[BEGIN]
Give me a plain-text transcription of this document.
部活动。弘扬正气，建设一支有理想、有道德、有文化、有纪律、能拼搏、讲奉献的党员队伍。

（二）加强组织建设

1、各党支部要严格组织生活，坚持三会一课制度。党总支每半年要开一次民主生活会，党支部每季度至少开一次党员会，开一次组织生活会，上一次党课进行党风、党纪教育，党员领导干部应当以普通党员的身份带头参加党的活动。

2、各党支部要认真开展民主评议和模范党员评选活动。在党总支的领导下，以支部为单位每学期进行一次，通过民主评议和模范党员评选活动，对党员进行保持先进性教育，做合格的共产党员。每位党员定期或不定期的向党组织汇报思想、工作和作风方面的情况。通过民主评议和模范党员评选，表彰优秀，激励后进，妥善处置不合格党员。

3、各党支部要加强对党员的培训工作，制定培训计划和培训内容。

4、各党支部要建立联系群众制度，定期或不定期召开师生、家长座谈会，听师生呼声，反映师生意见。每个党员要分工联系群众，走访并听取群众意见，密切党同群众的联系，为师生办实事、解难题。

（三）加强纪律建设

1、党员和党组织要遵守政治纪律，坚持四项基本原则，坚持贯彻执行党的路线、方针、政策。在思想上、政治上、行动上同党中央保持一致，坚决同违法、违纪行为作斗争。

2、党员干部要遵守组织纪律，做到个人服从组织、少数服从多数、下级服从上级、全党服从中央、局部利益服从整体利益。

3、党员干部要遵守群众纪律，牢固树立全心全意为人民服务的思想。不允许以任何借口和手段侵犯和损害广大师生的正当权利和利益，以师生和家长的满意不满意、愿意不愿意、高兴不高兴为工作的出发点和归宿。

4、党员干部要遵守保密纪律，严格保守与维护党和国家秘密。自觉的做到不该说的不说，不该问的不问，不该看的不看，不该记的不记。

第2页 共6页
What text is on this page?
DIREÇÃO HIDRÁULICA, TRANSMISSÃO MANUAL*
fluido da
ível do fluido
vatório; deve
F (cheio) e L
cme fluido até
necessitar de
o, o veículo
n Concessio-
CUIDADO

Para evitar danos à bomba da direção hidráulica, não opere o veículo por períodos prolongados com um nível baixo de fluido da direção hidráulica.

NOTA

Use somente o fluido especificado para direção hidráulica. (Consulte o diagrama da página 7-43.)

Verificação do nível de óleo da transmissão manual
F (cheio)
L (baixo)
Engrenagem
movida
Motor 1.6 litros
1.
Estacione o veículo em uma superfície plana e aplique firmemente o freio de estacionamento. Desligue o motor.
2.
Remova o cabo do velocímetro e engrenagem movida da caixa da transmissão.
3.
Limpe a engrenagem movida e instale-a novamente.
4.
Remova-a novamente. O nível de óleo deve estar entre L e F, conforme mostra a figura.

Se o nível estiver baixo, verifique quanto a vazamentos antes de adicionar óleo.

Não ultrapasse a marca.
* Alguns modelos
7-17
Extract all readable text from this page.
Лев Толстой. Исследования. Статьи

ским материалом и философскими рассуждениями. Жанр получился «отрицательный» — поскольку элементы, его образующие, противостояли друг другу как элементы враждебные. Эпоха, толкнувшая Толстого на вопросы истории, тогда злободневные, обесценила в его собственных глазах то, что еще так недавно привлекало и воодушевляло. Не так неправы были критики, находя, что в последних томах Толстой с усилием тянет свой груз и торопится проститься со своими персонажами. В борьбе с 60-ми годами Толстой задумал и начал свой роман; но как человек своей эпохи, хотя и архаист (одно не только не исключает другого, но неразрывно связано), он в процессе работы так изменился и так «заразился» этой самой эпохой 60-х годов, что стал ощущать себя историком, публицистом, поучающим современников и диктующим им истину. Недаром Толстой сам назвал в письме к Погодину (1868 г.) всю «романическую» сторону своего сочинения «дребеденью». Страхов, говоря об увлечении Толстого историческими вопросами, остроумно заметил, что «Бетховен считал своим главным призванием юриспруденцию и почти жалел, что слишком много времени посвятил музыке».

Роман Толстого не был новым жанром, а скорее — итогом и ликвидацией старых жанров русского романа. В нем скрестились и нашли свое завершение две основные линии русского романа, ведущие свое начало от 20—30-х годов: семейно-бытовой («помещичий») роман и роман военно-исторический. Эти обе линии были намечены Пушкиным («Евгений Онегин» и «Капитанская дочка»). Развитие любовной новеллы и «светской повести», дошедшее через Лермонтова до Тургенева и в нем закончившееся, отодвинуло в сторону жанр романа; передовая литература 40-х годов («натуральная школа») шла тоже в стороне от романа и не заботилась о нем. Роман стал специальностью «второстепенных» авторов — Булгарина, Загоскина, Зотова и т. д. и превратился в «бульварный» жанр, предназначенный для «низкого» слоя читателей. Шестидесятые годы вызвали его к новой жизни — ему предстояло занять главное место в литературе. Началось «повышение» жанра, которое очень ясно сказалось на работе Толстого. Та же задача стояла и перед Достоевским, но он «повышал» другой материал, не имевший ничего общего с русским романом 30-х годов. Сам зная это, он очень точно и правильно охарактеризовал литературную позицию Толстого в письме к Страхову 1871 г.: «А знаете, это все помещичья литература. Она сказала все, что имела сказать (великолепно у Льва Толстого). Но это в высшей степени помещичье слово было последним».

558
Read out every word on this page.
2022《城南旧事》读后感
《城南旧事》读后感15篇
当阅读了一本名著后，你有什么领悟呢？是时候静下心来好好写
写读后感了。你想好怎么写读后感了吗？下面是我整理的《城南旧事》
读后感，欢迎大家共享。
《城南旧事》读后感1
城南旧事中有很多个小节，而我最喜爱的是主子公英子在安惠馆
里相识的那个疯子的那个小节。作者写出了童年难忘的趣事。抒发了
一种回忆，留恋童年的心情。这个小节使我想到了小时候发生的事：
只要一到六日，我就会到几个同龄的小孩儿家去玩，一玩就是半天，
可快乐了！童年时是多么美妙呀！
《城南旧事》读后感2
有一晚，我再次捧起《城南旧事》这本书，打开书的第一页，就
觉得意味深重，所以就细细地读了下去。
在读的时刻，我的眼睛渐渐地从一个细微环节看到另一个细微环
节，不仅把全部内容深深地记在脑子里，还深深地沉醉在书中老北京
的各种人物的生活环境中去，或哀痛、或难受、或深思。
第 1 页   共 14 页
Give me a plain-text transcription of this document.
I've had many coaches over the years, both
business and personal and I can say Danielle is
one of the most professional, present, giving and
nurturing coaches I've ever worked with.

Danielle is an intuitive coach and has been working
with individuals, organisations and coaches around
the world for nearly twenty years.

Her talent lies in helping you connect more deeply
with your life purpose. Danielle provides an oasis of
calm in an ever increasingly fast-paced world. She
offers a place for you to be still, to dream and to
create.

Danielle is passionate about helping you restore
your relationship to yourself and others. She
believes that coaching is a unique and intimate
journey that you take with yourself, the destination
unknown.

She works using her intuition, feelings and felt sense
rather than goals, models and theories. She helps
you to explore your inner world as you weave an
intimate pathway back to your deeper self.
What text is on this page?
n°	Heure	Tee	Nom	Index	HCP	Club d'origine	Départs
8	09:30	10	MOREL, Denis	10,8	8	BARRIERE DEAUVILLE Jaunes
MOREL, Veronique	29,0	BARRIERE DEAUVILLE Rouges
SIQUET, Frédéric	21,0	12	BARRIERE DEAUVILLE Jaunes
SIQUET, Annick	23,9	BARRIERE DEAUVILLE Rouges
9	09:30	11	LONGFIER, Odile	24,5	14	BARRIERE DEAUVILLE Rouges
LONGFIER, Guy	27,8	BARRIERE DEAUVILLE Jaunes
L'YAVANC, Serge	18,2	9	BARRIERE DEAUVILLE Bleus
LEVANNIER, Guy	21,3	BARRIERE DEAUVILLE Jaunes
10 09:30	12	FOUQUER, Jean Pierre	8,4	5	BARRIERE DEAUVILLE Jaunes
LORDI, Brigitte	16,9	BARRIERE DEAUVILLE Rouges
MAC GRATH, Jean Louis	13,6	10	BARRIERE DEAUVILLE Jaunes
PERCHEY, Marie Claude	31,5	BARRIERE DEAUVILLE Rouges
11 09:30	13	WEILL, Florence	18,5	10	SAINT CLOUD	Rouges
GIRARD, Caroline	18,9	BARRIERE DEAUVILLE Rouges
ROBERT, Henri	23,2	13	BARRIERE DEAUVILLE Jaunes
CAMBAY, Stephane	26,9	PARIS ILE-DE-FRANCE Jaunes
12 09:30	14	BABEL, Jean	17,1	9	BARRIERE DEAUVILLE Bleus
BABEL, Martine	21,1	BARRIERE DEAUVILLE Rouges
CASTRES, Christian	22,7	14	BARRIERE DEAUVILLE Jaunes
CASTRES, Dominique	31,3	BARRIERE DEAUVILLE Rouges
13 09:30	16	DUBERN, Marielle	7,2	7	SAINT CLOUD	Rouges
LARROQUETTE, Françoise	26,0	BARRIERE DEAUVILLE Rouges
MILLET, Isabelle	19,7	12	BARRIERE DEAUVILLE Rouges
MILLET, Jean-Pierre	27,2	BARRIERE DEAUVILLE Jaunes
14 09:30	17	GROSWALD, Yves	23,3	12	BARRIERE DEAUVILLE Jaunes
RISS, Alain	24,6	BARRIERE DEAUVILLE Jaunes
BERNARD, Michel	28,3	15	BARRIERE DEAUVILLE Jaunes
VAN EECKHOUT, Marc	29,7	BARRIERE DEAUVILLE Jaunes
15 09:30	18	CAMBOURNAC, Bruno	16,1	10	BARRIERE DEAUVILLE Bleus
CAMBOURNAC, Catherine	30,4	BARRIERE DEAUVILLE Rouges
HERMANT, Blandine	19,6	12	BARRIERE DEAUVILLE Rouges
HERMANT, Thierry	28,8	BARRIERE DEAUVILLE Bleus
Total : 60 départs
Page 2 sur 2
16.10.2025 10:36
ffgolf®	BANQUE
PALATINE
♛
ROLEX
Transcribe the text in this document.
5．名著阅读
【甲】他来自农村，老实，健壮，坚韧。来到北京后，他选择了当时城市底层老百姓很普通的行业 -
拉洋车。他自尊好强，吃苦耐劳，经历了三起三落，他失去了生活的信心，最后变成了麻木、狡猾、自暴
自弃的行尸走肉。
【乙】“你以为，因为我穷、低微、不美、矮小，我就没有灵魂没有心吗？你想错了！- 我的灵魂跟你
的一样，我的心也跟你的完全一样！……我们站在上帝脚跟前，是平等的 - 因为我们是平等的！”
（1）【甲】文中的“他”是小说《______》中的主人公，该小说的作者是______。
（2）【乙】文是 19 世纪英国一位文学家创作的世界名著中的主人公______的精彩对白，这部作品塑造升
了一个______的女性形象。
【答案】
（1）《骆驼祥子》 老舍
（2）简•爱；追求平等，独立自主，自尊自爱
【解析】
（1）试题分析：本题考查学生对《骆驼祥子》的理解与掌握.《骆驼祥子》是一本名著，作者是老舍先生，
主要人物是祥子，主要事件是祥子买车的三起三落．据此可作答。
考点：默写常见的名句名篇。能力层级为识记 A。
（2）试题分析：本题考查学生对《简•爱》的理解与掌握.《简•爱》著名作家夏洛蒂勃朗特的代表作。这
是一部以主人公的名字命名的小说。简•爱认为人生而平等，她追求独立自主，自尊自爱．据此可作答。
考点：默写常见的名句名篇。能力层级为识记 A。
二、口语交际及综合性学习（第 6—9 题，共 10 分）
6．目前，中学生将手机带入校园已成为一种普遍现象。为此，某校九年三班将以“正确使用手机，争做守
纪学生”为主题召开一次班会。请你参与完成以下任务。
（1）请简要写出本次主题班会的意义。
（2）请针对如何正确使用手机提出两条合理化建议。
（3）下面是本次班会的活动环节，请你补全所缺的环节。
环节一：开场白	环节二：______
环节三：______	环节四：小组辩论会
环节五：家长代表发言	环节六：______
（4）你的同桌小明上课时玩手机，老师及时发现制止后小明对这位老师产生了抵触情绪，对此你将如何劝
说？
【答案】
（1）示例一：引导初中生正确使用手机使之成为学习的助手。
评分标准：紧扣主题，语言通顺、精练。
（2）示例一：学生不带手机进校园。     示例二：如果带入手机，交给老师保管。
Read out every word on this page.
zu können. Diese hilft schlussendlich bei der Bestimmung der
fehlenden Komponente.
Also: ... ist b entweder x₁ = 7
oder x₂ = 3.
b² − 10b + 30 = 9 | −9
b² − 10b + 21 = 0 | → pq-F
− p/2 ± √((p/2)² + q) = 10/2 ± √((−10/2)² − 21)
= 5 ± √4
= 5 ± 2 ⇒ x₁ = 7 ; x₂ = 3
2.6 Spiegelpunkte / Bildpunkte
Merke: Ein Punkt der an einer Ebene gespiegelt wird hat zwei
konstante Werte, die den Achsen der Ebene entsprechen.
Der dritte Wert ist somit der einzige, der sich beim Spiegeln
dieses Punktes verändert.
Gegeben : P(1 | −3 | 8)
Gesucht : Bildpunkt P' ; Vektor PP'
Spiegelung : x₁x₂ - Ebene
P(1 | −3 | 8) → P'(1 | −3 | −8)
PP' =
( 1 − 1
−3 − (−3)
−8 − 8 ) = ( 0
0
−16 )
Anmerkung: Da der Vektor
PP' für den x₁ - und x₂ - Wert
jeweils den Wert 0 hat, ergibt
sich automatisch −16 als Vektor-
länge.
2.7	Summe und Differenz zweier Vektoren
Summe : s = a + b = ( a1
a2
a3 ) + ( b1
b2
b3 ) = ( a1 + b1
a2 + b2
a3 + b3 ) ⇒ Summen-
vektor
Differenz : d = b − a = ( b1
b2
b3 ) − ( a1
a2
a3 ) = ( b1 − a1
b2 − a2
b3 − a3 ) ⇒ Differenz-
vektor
[END]
■ STATED GOAL
Which lines hold the word "Bleus"? Show each one.

■ SOLUTION TO THIS TASK
L'YAVANC, Serge	18,2	9	BARRIERE DEAUVILLE Bleus
12 09:30	14	BABEL, Jean	17,1	9	BARRIERE DEAUVILLE Bleus
15 09:30	18	CAMBOURNAC, Bruno	16,1	10	BARRIERE DEAUVILLE Bleus
HERMANT, Thierry	28,8	BARRIERE DEAUVILLE Bleus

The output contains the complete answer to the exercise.